──────── ROWS ────────

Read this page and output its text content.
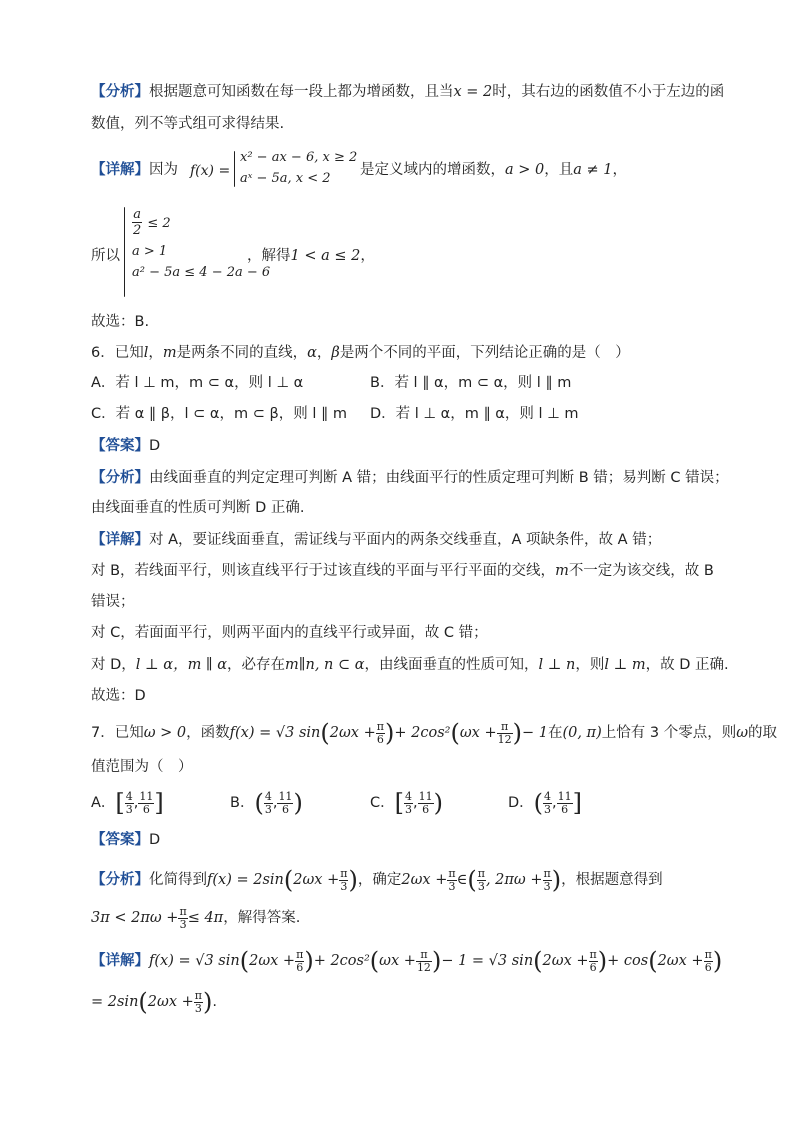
【分析】根据题意可知函数在每一段上都为增函数，且当x = 2时，其右边的函数值不小于左边的函
数值，列不等式组可求得结果.
【详解】因为 f(x) =
x² − ax − 6, x ≥ 2
aˣ − 5a, x < 2
是定义域内的增函数，a > 0，且a ≠ 1，
所以
$\frac{a}{2} \le 2$
a > 1
a² − 5a ≤ 4 − 2a − 6
，解得1 < a ≤ 2，
故选：B.
6．已知l，m是两条不同的直线，α，β是两个不同的平面，下列结论正确的是（　）
A．若 l ⊥ m，m ⊂ α，则 l ⊥ α	B．若 l ∥ α，m ⊂ α，则 l ∥ m
C．若 α ∥ β，l ⊂ α，m ⊂ β，则 l ∥ m D．若 l ⊥ α，m ∥ α，则 l ⊥ m
【答案】D
【分析】由线面垂直的判定定理可判断 A 错；由线面平行的性质定理可判断 B 错；易判断 C 错误；
由线面垂直的性质可判断 D 正确.
【详解】对 A，要证线面垂直，需证线与平面内的两条交线垂直，A 项缺条件，故 A 错；
对 B，若线面平行，则该直线平行于过该直线的平面与平行平面的交线，m不一定为该交线，故 B
错误；
对 C，若面面平行，则两平面内的直线平行或异面，故 C 错；
对 D，l ⊥ α，m ∥ α，必存在m∥n, n ⊂ α，由线面垂直的性质可知，l ⊥ n，则l ⊥ m，故 D 正确.
故选：D
7．已知ω > 0，函数f(x) = √3 $\sin(2\omega x + \frac{\pi}{6}$ )+ $2\cos^2(\omega x + \frac{\pi}{12}$ )− 1在(0, π)上恰有 3 个零点，则ω的取
值范围为（　）
A．[ $\frac{4}{3}$ , $\frac{11}{6}$ ]	B．( $\frac{4}{3}$ , $\frac{11}{6}$ )	C．[ $\frac{4}{3}$ , $\frac{11}{6}$ )	D．( $\frac{4}{3}$ , $\frac{11}{6}$ ]
【答案】D
【分析】化简得到$f(x) = 2\sin(2\omega x + \frac{\pi}{3}$ )，确定$2\omega x + \frac{\pi}{3}$ ∈( $\frac{\pi}{3}$ , $2\pi\omega + \frac{\pi}{3}$ )，根据题意得到
$3\pi < 2\pi\omega + \frac{\pi}{3} \le 4\pi$，解得答案.
【详解】f(x) = √3 $\sin(2\omega x + \frac{\pi}{6}$ )+ $2\cos^2(\omega x + \frac{\pi}{12}$ )− 1 = √3 $\sin(2\omega x + \frac{\pi}{6}$ )+ $\cos(2\omega x + \frac{\pi}{6}$ )
= $2\sin(2\omega x + \frac{\pi}{3}$ ).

────────

**WHAT THE TASK REQUIRES**
A line counts if it holds the word "frac". How many lines of the entries count? Give the number only.

**RESPONSE TO THE TASK**
7